## [Metin]
%%

HABER MEREKZİ- İşçi Sağlığı ve İş Güvenliği Meclisi, derinleşen yoksulluk temelinde çocukların “öğrenci”, “çırak”, “stajyer” adıyla hızla işçileştirildiğini vurgularken, her yıl en az 60-70 çocuk işçinin iş cinayetlerinde hayatını kaybettiğini belirtti.
AKP döneminde yürütülen neoliberal tarım, sanayi, eğitim ve sosyal politikaların, her geçen gün daha fazla çocuğu işçileştirdiğine dikkat çeken Meclis, 2025 yılının ilk beş ayında en az 28 çocuk işçinin, 2013-2025 yılları arasında ise en az 770 çocuk işçinin hayatını kaybettiğini açıkladı.
Katledilen çocuk işçilerin 261’inin 5-14 yaş, 509’unun ise 15-17 yaş aralığında olduğu kaydedilen açıklamada, “Türkiye’de çalışması yasak olan yaşlarda çalıştırma, tehlikeli işkollarında istihdam ve denetimsizlik had safhada” denildi.
5-14 yaş arasındaki çocukların neredeyse tamamının kayıt dışı, mevsimlik tarımda, sokakta, tekstil-gıda-metal atölyelerinde ve inşaatlarda çalıştığı; 15-17 yaş grubundaki çocukların ise daha çok sanayi ve inşaat sektöründe çalıştığı belirtildi. Açıklamada, “Bunun temel nedeni devlet eliyle, örneğin MESEM, üzerinden yürütülen işçileştirme politikasıdır. Yani ihtiyaç duyulan ucuz işgücüdür: Asgari ücretin altında çalışan, çoğunlukla sigortasız, uzun-yoğun-aşırı çalıştırılan, sendikasız ve hakkını arayamayan bir işçi kitlesi” ifadeleri kullanıldı.
“Çocuk işçiler arasında kız çocuklar, genç kadınlar ve göçmenler çok daha fazla ölüyor” denilen açıklamada; 5-14 yaş grubunda hayatını kaybeden çocuk işçilerin %20’sinin kız, %12’sinin göçmen olduğu; 15-17 yaş grubunda ise ölen çocukların %11’inin genç kadın, %11’inin göçmen olduğu kaydedildi.
Her iki yaş grubunda da trafik ve servis kazaları ilk sırada yer alırken; çocuk işçilerin boğulma, metal-gıda-tekstil-inşaat ve kimya sektörlerinde ezilme, yüksekten düşme, fiziksel ve psikolojik şiddet gibi nedenlerle yaşamını yitirdiği belirtildi.

%%

## [Yapılacak İşler]
a – Çocuk işçi ölümleri metninde “HABER MEREKZİ- İşçi” ile başlayıp “hayatını kaybettiğini açıkladı.” ile biten kısmı hiç değiştirmeden yaz.
b – Çocuk işçi ölümleriyle ilgili metni kaldığı yerden devam ettir.

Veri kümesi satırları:
%%

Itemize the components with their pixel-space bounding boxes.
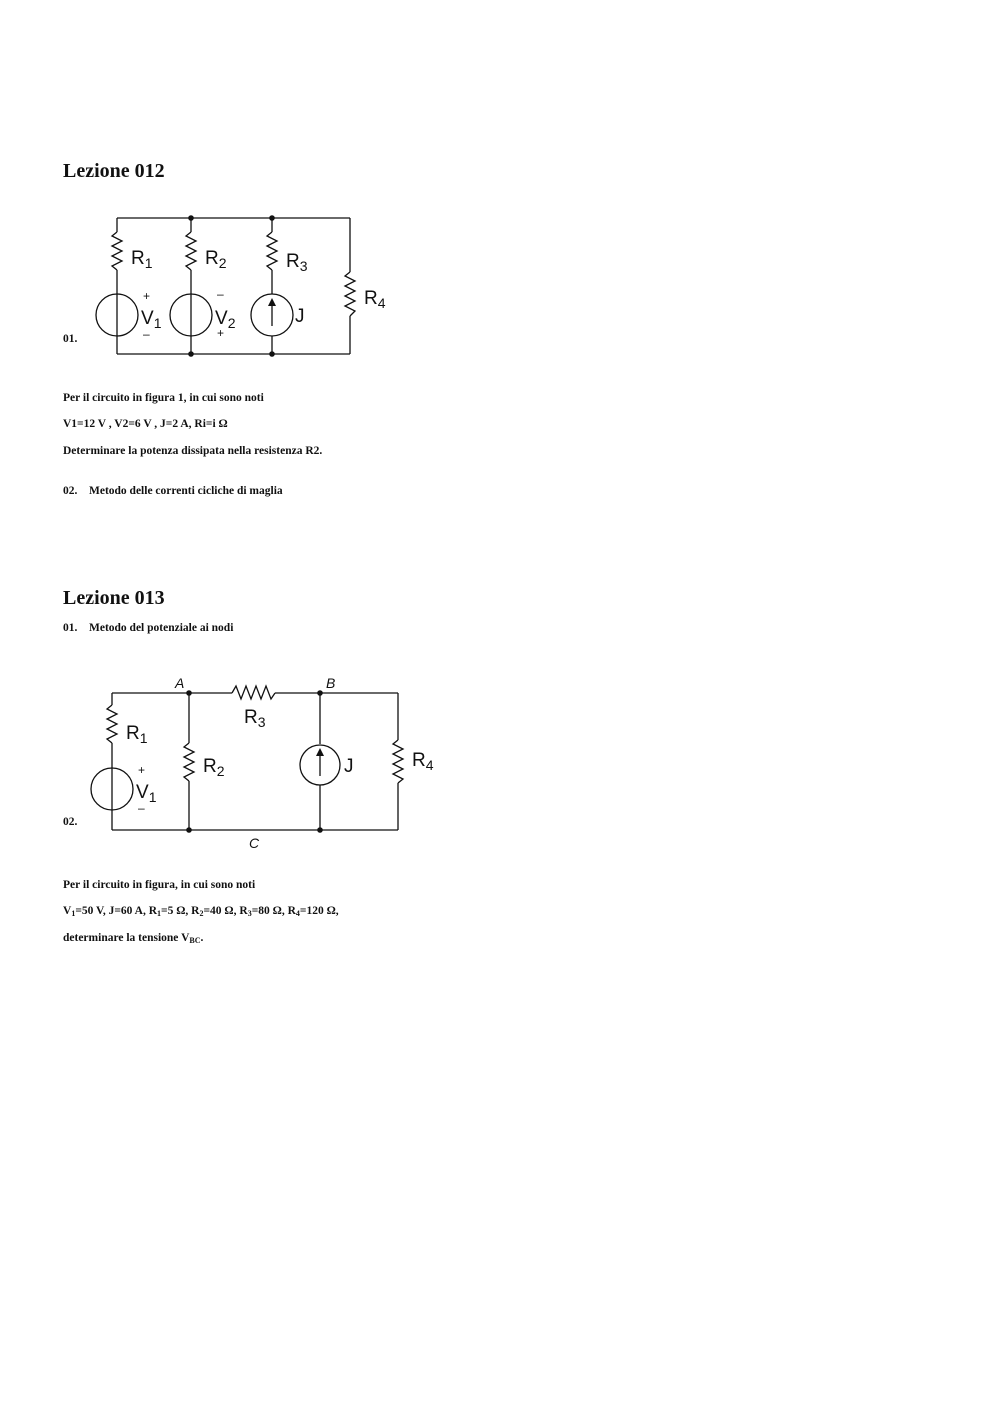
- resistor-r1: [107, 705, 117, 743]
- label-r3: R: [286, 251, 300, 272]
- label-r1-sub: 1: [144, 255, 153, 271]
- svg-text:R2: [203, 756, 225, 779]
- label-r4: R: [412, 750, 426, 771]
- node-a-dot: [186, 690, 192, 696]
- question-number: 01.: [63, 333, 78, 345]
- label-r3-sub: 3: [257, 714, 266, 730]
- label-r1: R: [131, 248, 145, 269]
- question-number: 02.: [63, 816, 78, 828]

%%

## [Alıştırma Cevapları]
a –
HABER MEREKZİ- İşçi Sağlığı ve İş Güvenliği Meclisi, derinleşen yoksulluk temelinde çocukların “öğrenci”, “çırak”, “stajyer” adıyla hızla işçileştirildiğini vurgularken, her yıl en az 60-70 çocuk işçinin iş cinayetlerinde hayatını kaybettiğini belirtti.
AKP döneminde yürütülen neoliberal tarım, sanayi, eğitim ve sosyal politikaların, her geçen gün daha fazla çocuğu işçileştirdiğine dikkat çeken Meclis, 2025 yılının ilk beş ayında en az 28 çocuk işçinin, 2013-2025 yılları arasında ise en az 770 çocuk işçinin hayatını kaybettiğini açıkladı.

b –
“Çocuk işçiler tarım sektöründe ailesiyle birlikte mevsimlik olarak ücretli veya tarlasında çalışanlardır, çocuk işçiler haftanın bir günü okulda dört günü işyerinde olan MESEM adı altında çalışanlardır, çocuk işçiler kentlerin varoşlarında aile içi emek kapsamında ücretsiz çalışanlardır, çocuk işçiler iş öğrensin diye yaz tatilinde çalışanlardır, çocuk işçiler harçlığını kazansın diye tanıdığın yanına verilenlerdir, çocuk işçiler sokakta mendil satan veya kağıt toplayanlardır, çocuk işçiler okulu bırakıp sanayide çalışanlardır, çocuk işçiler paket servisi yapan moto kuryelerdir” denildi.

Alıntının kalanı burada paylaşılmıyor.